Find and return each line containing "Личная".

——

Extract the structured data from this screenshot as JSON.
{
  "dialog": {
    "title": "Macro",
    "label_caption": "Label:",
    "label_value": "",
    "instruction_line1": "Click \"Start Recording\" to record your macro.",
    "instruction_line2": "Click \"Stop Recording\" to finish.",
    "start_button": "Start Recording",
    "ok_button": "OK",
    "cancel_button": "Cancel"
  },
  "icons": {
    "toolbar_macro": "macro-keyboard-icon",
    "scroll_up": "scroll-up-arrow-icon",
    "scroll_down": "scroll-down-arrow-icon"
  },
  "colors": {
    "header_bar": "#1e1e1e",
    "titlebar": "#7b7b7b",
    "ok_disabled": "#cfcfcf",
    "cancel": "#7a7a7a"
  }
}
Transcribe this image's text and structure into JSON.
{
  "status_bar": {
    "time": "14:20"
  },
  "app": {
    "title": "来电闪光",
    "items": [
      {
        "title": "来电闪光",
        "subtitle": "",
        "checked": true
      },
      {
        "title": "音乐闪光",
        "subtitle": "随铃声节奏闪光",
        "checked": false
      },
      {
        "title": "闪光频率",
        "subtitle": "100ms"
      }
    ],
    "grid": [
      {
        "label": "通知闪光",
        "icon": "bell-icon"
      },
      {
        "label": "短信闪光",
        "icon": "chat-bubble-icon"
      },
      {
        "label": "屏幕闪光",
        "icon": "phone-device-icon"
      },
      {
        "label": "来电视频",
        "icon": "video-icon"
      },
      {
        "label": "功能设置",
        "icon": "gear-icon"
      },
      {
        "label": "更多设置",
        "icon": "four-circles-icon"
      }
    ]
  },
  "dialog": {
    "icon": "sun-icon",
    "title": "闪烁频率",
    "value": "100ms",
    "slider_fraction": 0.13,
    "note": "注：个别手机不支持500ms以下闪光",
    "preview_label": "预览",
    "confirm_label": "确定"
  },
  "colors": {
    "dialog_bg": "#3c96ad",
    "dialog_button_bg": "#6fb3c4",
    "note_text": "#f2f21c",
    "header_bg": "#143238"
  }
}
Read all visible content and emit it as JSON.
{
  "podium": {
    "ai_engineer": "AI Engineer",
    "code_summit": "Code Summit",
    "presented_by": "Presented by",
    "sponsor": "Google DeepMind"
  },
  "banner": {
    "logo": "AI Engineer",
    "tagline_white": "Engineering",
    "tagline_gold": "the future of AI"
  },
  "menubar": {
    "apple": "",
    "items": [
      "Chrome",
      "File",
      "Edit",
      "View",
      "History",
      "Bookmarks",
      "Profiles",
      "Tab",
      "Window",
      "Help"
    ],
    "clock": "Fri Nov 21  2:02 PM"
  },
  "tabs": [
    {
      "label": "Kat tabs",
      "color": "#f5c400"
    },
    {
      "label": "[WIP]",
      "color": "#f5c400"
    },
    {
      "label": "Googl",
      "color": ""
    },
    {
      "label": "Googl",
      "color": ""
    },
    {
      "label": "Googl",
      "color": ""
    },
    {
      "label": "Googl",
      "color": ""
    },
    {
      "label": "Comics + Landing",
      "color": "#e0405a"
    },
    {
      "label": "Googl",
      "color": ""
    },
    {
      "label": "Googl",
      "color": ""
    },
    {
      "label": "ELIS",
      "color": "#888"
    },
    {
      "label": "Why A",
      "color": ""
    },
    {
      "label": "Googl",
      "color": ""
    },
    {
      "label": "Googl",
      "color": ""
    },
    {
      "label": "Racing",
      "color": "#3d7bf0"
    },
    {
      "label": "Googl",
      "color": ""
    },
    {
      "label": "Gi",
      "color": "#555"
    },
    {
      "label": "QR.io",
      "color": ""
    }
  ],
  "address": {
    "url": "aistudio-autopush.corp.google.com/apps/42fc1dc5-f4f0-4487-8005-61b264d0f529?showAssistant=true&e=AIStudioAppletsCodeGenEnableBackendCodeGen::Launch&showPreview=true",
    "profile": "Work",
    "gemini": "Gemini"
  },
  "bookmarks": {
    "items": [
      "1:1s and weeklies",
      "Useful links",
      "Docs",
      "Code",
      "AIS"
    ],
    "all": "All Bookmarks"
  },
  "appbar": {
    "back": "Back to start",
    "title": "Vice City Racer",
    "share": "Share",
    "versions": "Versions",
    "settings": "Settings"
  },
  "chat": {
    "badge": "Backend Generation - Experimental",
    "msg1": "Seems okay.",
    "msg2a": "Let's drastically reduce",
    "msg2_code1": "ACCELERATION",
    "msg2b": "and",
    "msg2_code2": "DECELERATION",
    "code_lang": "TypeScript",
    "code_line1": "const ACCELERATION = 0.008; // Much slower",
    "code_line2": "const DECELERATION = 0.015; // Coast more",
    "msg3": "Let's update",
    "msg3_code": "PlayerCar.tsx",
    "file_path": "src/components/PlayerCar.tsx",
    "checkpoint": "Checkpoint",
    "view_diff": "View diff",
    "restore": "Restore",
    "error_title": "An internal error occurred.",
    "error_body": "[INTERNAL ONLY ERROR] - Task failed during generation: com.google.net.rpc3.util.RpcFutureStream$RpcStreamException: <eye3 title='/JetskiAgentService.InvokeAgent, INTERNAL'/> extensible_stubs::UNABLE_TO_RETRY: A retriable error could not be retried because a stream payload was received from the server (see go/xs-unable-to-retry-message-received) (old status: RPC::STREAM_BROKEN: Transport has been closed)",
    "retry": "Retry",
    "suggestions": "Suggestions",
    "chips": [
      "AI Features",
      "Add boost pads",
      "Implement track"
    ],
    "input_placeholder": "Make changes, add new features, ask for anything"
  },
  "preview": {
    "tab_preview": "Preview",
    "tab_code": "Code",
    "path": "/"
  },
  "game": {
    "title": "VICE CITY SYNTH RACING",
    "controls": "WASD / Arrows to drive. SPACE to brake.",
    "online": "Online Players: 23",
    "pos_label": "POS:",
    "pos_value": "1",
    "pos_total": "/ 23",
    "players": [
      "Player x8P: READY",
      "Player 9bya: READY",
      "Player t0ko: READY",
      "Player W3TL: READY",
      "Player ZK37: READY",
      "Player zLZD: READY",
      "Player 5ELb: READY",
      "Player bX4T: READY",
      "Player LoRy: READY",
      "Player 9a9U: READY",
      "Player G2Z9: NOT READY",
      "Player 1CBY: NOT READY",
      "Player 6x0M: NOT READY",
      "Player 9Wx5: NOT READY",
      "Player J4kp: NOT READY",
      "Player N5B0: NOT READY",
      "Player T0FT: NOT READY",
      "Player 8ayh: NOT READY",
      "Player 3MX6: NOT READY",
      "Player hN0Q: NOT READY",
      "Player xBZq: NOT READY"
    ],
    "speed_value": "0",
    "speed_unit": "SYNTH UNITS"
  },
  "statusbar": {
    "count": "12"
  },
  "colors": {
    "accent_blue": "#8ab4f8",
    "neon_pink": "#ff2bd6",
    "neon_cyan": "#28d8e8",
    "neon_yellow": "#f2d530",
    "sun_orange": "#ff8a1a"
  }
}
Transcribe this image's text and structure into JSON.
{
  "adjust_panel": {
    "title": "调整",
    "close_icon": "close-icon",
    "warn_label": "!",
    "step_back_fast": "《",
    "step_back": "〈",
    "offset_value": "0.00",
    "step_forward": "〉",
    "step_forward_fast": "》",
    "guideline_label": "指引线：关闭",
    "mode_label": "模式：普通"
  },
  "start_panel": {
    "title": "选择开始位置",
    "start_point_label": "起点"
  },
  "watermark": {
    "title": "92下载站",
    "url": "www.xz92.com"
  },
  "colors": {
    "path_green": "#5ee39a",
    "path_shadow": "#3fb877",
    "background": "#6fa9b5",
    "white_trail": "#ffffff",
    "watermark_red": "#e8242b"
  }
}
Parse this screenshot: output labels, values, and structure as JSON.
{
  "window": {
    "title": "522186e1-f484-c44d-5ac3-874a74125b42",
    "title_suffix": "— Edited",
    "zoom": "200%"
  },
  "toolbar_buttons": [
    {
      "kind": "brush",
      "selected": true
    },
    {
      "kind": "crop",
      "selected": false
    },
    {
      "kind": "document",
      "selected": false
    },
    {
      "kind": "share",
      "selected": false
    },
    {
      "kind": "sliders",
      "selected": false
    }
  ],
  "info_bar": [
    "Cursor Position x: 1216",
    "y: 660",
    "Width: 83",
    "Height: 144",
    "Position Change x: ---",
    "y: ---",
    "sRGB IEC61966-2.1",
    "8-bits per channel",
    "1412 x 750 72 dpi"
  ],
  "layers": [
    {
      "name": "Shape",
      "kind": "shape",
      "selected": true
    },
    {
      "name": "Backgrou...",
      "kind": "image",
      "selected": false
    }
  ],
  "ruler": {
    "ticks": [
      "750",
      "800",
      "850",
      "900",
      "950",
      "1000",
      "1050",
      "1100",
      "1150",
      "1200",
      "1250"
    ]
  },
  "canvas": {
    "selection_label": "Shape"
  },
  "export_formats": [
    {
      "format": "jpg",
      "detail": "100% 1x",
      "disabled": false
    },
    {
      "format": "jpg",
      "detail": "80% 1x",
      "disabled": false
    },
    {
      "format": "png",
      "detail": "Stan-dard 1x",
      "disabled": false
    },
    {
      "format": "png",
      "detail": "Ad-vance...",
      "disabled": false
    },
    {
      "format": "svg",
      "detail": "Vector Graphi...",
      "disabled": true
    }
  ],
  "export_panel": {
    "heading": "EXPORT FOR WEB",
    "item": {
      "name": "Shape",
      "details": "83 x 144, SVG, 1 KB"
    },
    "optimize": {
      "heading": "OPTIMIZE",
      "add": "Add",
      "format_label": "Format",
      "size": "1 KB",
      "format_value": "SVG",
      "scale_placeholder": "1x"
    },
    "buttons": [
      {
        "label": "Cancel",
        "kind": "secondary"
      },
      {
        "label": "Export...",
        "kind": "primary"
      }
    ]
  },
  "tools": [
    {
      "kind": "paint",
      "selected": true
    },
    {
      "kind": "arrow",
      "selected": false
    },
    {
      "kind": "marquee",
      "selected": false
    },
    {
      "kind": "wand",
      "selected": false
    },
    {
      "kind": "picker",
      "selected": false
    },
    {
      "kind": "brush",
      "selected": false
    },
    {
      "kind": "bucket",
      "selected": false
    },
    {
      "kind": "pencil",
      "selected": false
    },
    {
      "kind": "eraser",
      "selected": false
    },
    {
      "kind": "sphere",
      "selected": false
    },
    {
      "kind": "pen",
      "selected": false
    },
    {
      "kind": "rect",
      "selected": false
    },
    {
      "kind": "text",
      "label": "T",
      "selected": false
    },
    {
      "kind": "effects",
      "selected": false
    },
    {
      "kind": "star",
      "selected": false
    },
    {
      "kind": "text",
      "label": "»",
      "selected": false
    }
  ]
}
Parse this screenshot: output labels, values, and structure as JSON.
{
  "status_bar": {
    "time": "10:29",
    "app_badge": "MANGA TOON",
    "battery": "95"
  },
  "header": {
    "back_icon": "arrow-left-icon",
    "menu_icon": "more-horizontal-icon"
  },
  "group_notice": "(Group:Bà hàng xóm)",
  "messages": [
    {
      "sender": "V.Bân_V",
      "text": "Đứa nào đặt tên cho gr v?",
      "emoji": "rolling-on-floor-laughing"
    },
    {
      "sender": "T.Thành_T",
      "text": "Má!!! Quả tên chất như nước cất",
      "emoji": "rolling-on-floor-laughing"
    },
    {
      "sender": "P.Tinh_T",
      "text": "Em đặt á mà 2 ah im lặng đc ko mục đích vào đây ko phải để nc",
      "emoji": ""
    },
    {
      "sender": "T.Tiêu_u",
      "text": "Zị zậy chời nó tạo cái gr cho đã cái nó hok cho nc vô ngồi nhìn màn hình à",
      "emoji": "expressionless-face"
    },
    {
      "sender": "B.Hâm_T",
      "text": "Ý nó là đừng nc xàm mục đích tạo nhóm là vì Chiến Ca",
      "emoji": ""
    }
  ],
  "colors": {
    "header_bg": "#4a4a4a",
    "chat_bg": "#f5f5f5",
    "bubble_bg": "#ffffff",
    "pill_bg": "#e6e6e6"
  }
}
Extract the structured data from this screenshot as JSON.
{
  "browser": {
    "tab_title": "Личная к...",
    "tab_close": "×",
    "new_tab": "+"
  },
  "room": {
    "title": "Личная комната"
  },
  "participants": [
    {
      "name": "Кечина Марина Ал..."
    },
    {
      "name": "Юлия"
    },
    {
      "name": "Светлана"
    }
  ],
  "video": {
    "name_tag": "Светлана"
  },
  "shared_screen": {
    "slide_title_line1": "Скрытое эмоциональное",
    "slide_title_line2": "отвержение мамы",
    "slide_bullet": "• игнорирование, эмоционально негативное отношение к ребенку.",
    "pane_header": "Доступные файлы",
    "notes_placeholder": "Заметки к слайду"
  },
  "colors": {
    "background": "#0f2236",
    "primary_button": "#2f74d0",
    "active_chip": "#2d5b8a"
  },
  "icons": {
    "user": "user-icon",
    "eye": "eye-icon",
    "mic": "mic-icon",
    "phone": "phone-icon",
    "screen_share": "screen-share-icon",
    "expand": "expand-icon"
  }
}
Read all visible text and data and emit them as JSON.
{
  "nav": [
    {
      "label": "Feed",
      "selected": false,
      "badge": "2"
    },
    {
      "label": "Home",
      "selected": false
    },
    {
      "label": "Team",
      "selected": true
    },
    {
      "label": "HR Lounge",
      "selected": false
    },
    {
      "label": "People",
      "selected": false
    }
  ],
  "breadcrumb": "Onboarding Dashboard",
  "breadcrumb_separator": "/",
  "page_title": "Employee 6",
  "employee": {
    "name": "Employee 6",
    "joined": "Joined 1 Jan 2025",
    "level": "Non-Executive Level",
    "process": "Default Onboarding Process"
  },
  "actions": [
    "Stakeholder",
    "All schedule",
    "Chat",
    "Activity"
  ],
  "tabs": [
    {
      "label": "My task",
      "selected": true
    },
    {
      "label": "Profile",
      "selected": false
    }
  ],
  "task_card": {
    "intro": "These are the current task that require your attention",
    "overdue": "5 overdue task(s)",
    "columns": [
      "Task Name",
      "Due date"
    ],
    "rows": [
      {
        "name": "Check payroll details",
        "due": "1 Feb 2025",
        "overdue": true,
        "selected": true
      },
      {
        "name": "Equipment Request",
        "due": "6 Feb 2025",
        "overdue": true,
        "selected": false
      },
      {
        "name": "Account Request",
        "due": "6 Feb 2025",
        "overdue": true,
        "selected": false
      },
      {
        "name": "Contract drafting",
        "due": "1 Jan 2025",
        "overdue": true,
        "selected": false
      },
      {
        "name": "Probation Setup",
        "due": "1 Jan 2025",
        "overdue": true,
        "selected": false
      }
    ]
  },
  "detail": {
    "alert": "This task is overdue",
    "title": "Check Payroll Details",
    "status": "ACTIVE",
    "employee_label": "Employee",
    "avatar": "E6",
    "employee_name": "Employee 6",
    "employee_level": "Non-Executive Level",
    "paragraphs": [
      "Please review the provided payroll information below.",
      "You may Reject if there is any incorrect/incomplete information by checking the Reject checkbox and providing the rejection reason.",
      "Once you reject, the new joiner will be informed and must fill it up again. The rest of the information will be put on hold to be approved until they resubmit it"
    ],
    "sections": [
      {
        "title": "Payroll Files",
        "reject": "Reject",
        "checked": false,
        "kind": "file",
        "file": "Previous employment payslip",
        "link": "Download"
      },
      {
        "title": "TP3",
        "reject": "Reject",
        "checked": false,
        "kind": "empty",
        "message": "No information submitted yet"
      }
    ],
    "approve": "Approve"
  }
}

——

** EXERCISE RESULT **
    "tab_title": "Личная к...",
    "title": "Личная комната"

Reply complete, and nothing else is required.